PROBLEM DETAILS » What is needed is the run of lines from the one with "Enumerate this screenshot's" through the close of the data, set down exactly.

---

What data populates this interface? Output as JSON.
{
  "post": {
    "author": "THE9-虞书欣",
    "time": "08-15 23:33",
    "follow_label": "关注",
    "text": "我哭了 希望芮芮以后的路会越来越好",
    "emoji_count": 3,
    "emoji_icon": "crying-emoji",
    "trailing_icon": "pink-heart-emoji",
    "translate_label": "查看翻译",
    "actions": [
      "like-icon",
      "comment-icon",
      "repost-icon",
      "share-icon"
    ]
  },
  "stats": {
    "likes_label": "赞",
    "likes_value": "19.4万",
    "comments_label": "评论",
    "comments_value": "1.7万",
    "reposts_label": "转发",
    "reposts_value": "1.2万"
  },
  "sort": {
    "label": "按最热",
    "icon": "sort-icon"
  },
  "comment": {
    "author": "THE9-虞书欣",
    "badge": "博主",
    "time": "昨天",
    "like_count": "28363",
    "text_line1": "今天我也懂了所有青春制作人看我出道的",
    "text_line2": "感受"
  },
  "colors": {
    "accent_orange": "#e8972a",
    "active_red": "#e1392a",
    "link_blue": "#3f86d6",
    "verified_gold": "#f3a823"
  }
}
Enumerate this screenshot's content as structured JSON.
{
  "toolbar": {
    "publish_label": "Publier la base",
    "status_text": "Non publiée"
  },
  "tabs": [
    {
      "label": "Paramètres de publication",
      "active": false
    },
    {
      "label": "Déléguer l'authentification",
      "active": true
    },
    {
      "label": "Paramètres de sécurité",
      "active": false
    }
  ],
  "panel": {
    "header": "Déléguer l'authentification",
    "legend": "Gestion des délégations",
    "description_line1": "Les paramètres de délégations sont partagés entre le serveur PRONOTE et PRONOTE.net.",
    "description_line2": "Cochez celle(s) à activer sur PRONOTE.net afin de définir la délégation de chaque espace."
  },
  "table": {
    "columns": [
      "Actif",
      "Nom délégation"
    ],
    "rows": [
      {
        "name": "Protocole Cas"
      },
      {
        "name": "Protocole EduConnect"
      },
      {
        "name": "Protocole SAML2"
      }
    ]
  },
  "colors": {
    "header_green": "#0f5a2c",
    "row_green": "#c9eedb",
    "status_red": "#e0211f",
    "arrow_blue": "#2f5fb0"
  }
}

---

EXERCISE RESPONSE »
Enumerate this screenshot's content as structured JSON.
{
  "toolbar": {
    "publish_label": "Publier la base",
    "status_text": "Non publiée"
  },
  "tabs": [
    {
      "label": "Paramètres de publication",
      "active": false
    },
    {
      "label": "Déléguer l'authentification",
      "active": true
    },
    {
      "label": "Paramètres de sécurité",
      "active": false
    }
  ],
  "panel": {
    "header": "Déléguer l'authentification",
    "legend": "Gestion des délégations",
    "description_line1": "Les paramètres de délégations sont partagés entre le serveur PRONOTE et PRONOTE.net.",
    "description_line2": "Cochez celle(s) à activer sur PRONOTE.net afin de définir la délégation de chaque espace."
  },
  "table": {
    "columns": [
      "Actif",
      "Nom délégation"
    ],
    "rows": [
      {
        "name": "Protocole Cas"
      },
      {
        "name": "Protocole EduConnect"
      },
      {
        "name": "Protocole SAML2"
      }
    ]
  },
  "colors": {
    "header_green": "#0f5a2c",
    "row_green": "#c9eedb",
    "status_red": "#e0211f",
    "arrow_blue": "#2f5fb0"
  }
}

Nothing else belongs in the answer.